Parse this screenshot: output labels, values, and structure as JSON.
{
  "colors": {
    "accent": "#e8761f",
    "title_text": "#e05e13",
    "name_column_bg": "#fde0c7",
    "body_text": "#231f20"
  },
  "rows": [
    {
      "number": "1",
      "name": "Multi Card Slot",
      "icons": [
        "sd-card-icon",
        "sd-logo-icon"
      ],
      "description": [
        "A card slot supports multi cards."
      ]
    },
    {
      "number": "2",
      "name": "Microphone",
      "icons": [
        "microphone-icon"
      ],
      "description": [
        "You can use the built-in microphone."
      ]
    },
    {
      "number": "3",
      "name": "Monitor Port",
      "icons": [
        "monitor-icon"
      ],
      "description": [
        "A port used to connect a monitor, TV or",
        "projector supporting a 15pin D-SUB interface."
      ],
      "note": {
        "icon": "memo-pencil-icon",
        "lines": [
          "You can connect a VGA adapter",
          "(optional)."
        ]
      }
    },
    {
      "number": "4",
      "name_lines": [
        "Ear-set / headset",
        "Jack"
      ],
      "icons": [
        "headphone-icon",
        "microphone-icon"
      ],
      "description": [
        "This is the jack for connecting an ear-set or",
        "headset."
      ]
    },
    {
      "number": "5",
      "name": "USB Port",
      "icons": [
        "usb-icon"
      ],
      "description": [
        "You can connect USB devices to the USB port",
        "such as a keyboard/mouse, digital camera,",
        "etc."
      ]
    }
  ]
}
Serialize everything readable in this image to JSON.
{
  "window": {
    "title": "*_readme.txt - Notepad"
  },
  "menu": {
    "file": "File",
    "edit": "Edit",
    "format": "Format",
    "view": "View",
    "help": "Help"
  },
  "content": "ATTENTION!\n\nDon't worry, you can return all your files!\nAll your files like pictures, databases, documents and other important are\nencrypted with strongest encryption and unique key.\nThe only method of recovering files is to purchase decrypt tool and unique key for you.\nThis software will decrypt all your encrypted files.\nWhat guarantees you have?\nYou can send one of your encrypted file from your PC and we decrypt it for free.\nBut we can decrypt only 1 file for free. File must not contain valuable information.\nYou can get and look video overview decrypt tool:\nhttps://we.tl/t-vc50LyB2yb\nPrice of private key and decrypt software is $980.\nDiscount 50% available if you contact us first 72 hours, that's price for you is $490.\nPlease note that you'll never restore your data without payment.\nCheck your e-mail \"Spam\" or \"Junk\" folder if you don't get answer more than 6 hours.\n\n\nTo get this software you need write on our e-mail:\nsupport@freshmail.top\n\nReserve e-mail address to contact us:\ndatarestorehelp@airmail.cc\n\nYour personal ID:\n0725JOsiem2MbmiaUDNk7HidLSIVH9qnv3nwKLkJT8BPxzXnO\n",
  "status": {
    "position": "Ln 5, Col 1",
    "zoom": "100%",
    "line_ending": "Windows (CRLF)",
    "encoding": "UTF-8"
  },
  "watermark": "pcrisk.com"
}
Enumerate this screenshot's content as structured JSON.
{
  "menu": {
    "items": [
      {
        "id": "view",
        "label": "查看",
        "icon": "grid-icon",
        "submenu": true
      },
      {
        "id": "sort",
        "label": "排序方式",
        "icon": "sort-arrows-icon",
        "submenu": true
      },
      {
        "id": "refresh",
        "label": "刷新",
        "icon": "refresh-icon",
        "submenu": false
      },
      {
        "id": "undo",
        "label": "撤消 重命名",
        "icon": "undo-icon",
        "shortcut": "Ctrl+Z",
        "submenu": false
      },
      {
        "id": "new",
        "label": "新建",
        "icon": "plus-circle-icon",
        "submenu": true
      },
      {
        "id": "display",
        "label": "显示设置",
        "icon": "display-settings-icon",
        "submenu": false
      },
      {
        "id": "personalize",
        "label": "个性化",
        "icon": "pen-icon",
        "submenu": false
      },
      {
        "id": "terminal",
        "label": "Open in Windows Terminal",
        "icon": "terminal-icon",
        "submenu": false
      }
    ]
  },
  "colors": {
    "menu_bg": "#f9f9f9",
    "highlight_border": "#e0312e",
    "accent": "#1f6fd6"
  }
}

■ ■ ■ ■

EXERCISE DIRECTIONS
Give the listing again, word for word.

RESPONSE TO THIS TASK
Parse this screenshot: output labels, values, and structure as JSON.
{
  "colors": {
    "accent": "#e8761f",
    "title_text": "#e05e13",
    "name_column_bg": "#fde0c7",
    "body_text": "#231f20"
  },
  "rows": [
    {
      "number": "1",
      "name": "Multi Card Slot",
      "icons": [
        "sd-card-icon",
        "sd-logo-icon"
      ],
      "description": [
        "A card slot supports multi cards."
      ]
    },
    {
      "number": "2",
      "name": "Microphone",
      "icons": [
        "microphone-icon"
      ],
      "description": [
        "You can use the built-in microphone."
      ]
    },
    {
      "number": "3",
      "name": "Monitor Port",
      "icons": [
        "monitor-icon"
      ],
      "description": [
        "A port used to connect a monitor, TV or",
        "projector supporting a 15pin D-SUB interface."
      ],
      "note": {
        "icon": "memo-pencil-icon",
        "lines": [
          "You can connect a VGA adapter",
          "(optional)."
        ]
      }
    },
    {
      "number": "4",
      "name_lines": [
        "Ear-set / headset",
        "Jack"
      ],
      "icons": [
        "headphone-icon",
        "microphone-icon"
      ],
      "description": [
        "This is the jack for connecting an ear-set or",
        "headset."
      ]
    },
    {
      "number": "5",
      "name": "USB Port",
      "icons": [
        "usb-icon"
      ],
      "description": [
        "You can connect USB devices to the USB port",
        "such as a keyboard/mouse, digital camera,",
        "etc."
      ]
    }
  ]
}
Serialize everything readable in this image to JSON.
{
  "window": {
    "title": "*_readme.txt - Notepad"
  },
  "menu": {
    "file": "File",
    "edit": "Edit",
    "format": "Format",
    "view": "View",
    "help": "Help"
  },
  "content": "ATTENTION!\n\nDon't worry, you can return all your files!\nAll your files like pictures, databases, documents and other important are\nencrypted with strongest encryption and unique key.\nThe only method of recovering files is to purchase decrypt tool and unique key for you.\nThis software will decrypt all your encrypted files.\nWhat guarantees you have?\nYou can send one of your encrypted file from your PC and we decrypt it for free.\nBut we can decrypt only 1 file for free. File must not contain valuable information.\nYou can get and look video overview decrypt tool:\nhttps://we.tl/t-vc50LyB2yb\nPrice of private key and decrypt software is $980.\nDiscount 50% available if you contact us first 72 hours, that's price for you is $490.\nPlease note that you'll never restore your data without payment.\nCheck your e-mail \"Spam\" or \"Junk\" folder if you don't get answer more than 6 hours.\n\n\nTo get this software you need write on our e-mail:\nsupport@freshmail.top\n\nReserve e-mail address to contact us:\ndatarestorehelp@airmail.cc\n\nYour personal ID:\n0725JOsiem2MbmiaUDNk7HidLSIVH9qnv3nwKLkJT8BPxzXnO\n",
  "status": {
    "position": "Ln 5, Col 1",
    "zoom": "100%",
    "line_ending": "Windows (CRLF)",
    "encoding": "UTF-8"
  },
  "watermark": "pcrisk.com"
}
Enumerate this screenshot's content as structured JSON.
{
  "menu": {
    "items": [
      {
        "id": "view",
        "label": "查看",
        "icon": "grid-icon",
        "submenu": true
      },
      {
        "id": "sort",
        "label": "排序方式",
        "icon": "sort-arrows-icon",
        "submenu": true
      },
      {
        "id": "refresh",
        "label": "刷新",
        "icon": "refresh-icon",
        "submenu": false
      },
      {
        "id": "undo",
        "label": "撤消 重命名",
        "icon": "undo-icon",
        "shortcut": "Ctrl+Z",
        "submenu": false
      },
      {
        "id": "new",
        "label": "新建",
        "icon": "plus-circle-icon",
        "submenu": true
      },
      {
        "id": "display",
        "label": "显示设置",
        "icon": "display-settings-icon",
        "submenu": false
      },
      {
        "id": "personalize",
        "label": "个性化",
        "icon": "pen-icon",
        "submenu": false
      },
      {
        "id": "terminal",
        "label": "Open in Windows Terminal",
        "icon": "terminal-icon",
        "submenu": false
      }
    ]
  },
  "colors": {
    "menu_bg": "#f9f9f9",
    "highlight_border": "#e0312e",
    "accent": "#1f6fd6"
  }
}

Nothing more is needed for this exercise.